• [INSTRUCTION]:
In the listing below, find every line with the string "bivalents" and pull it out.

• [PROVIDED RECORDS]:
-.-.-

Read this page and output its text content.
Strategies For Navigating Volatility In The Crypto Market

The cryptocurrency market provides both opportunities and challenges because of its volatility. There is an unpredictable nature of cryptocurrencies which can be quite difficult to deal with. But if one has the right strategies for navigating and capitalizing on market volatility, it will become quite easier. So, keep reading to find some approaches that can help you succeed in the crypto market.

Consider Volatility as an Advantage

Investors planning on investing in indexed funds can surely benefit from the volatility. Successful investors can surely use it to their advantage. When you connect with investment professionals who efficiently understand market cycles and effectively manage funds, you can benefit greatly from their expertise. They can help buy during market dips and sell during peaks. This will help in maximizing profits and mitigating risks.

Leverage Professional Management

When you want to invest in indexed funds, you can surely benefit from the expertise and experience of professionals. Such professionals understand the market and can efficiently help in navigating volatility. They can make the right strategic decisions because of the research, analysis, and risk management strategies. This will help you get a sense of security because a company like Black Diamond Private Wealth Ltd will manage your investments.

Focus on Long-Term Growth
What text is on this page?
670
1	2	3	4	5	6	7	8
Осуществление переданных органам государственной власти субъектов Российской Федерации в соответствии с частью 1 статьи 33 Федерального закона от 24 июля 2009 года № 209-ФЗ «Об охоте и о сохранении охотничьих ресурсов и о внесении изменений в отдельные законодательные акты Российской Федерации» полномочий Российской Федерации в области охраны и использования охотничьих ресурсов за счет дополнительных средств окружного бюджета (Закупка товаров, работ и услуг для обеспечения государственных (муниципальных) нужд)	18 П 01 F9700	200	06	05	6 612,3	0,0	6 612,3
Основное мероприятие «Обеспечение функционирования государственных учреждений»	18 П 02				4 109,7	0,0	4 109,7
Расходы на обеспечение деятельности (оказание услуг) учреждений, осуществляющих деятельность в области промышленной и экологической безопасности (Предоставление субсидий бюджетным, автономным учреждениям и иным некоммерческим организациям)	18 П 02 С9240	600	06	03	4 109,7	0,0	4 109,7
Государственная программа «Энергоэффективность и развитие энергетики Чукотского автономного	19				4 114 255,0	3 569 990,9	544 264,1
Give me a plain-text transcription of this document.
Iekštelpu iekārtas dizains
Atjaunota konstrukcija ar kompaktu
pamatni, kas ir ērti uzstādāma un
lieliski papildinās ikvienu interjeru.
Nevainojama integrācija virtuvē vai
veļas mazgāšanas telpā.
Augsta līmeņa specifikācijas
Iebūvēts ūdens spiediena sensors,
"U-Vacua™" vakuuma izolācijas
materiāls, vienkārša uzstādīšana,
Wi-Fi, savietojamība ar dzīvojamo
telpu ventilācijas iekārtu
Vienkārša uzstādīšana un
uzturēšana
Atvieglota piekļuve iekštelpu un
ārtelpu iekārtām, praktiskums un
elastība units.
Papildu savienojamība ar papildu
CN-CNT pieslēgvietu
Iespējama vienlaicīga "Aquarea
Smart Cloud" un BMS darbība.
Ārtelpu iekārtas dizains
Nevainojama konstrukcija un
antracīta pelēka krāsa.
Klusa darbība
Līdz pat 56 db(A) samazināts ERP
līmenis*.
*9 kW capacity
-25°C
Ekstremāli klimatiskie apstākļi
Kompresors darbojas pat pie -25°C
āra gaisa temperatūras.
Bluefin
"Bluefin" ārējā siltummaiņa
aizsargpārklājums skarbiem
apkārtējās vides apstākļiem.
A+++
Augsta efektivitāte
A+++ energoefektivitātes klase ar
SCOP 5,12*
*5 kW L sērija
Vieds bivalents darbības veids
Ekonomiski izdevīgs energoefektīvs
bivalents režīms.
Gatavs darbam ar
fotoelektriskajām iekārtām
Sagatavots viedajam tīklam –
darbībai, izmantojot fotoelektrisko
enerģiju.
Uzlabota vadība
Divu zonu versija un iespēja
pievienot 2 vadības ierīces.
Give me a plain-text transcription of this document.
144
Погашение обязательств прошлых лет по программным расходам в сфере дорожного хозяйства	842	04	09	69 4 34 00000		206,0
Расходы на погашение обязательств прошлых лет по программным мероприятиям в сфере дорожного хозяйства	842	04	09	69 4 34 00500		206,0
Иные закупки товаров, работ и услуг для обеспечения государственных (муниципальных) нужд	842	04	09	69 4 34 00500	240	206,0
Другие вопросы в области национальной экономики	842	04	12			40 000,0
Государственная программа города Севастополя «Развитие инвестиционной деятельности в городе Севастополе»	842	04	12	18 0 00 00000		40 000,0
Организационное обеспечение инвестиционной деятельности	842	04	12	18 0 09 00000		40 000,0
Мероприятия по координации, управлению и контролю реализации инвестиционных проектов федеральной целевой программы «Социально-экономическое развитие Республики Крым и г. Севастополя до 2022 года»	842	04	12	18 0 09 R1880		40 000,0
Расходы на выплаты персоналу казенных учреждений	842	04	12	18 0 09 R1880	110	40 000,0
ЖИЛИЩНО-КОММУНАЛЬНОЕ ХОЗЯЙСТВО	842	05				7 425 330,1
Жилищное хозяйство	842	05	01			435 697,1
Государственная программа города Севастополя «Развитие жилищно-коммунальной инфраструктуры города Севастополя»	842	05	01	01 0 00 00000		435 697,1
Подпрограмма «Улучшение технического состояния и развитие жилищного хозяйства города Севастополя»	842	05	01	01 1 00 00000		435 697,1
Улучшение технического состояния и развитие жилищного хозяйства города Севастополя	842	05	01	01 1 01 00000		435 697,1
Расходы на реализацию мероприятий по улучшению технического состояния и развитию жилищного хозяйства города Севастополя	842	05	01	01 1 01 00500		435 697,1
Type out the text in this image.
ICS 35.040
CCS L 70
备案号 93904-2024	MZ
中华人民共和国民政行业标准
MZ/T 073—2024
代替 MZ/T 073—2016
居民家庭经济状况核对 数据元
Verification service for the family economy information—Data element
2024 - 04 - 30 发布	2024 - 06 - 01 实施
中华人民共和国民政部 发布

-.-.-

• [TASK OUTPUT]:
Vieds bivalents darbības veids
bivalents režīms.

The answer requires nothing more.